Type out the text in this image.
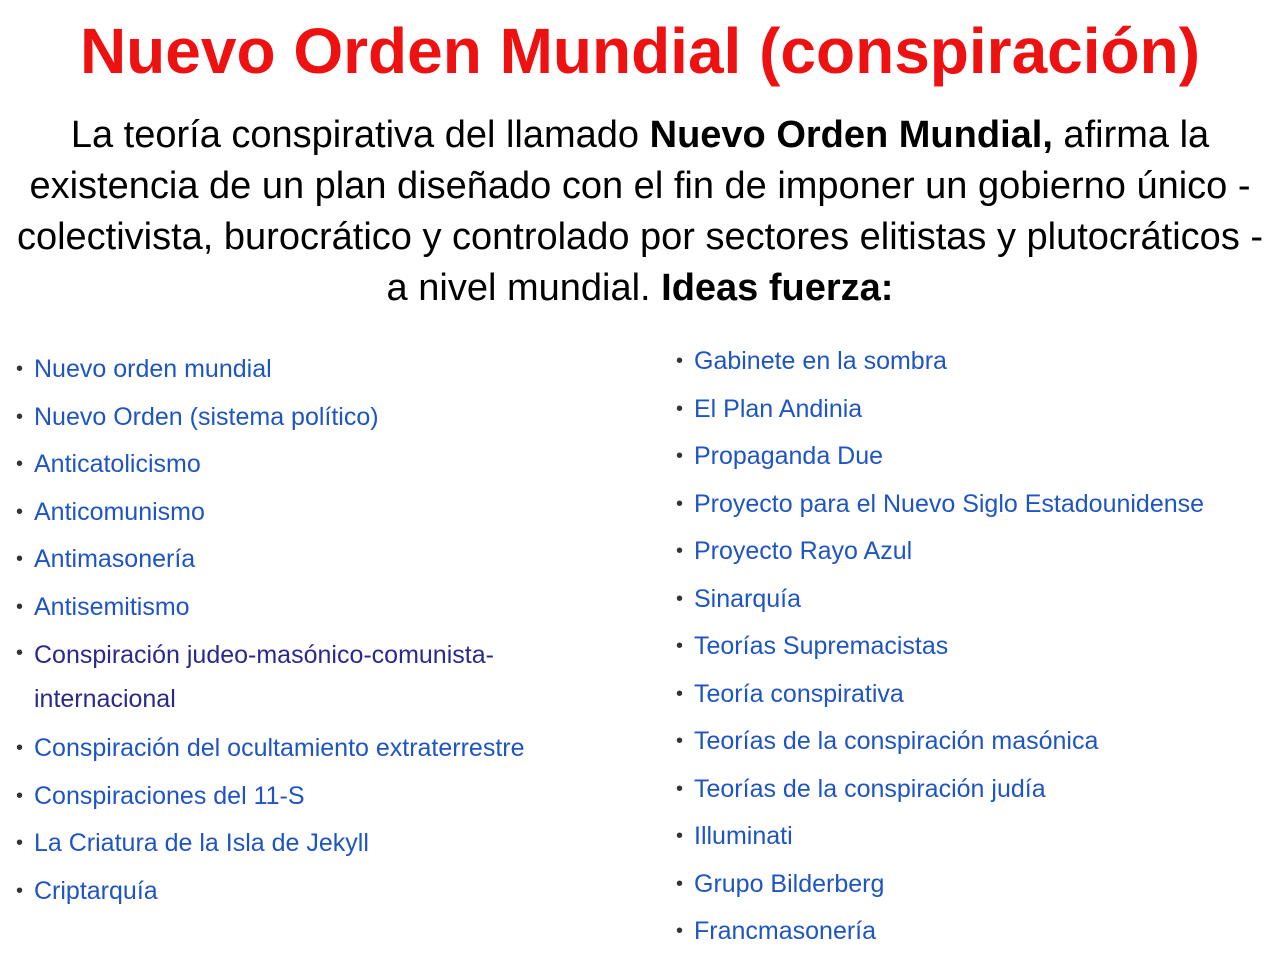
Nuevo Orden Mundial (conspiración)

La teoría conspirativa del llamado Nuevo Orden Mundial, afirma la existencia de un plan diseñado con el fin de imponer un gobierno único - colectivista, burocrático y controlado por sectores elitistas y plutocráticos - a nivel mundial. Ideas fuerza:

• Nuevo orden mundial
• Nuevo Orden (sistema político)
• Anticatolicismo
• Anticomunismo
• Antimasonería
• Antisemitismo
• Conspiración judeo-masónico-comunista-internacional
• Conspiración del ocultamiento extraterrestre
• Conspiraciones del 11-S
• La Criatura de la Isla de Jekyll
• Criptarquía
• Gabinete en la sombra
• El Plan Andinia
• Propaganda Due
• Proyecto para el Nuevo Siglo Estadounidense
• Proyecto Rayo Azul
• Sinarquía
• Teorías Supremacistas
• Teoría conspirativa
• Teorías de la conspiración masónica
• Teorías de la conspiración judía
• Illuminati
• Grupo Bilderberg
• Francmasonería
####
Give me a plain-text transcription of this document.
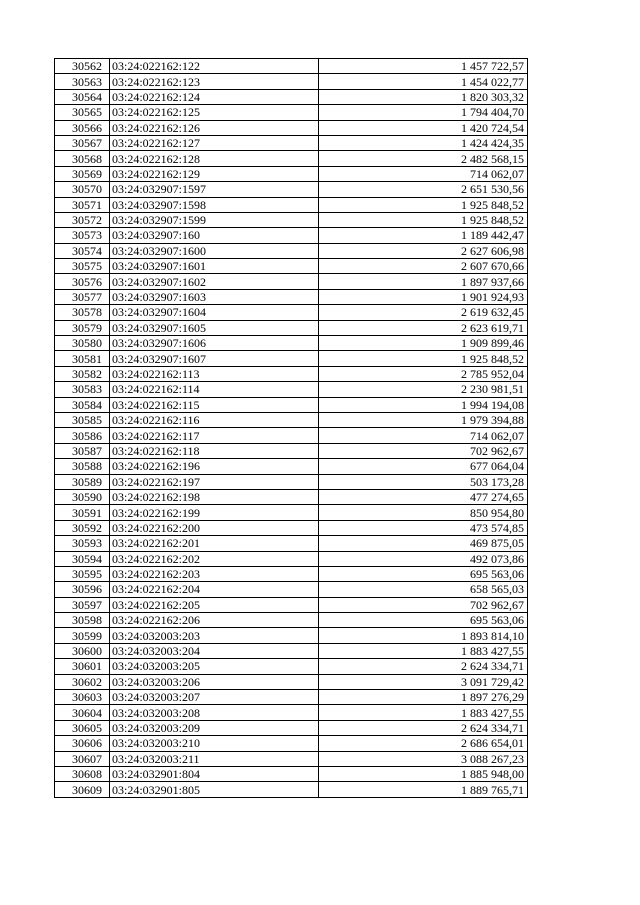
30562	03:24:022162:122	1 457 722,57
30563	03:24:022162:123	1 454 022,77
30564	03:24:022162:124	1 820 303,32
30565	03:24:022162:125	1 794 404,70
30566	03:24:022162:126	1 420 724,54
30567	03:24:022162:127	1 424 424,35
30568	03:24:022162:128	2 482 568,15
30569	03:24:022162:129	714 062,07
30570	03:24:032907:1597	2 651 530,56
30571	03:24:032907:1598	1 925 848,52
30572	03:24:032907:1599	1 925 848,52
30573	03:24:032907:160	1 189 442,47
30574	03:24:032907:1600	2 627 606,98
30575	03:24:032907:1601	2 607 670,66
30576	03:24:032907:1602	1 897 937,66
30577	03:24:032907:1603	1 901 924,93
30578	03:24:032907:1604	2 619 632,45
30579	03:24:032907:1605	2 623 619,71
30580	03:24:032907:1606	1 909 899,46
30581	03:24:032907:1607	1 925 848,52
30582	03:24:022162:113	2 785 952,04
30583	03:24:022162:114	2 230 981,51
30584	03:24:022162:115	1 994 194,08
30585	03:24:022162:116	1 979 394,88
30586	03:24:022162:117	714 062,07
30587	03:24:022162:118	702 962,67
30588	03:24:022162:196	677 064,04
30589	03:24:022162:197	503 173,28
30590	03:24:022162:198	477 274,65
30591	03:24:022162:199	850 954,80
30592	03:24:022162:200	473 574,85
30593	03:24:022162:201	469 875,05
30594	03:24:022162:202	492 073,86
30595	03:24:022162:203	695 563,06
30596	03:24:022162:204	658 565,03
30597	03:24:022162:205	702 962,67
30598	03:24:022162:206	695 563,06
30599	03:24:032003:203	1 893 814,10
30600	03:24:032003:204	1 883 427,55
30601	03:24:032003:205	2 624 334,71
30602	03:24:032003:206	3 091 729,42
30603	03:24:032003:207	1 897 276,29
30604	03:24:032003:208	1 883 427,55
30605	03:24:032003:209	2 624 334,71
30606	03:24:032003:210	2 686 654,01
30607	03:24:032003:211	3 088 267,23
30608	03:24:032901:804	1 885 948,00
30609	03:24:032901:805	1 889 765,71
####
Every line in the data above that contains "Proyecto" needs to be copied.

• Proyecto para el Nuevo Siglo Estadounidense
• Proyecto Rayo Azul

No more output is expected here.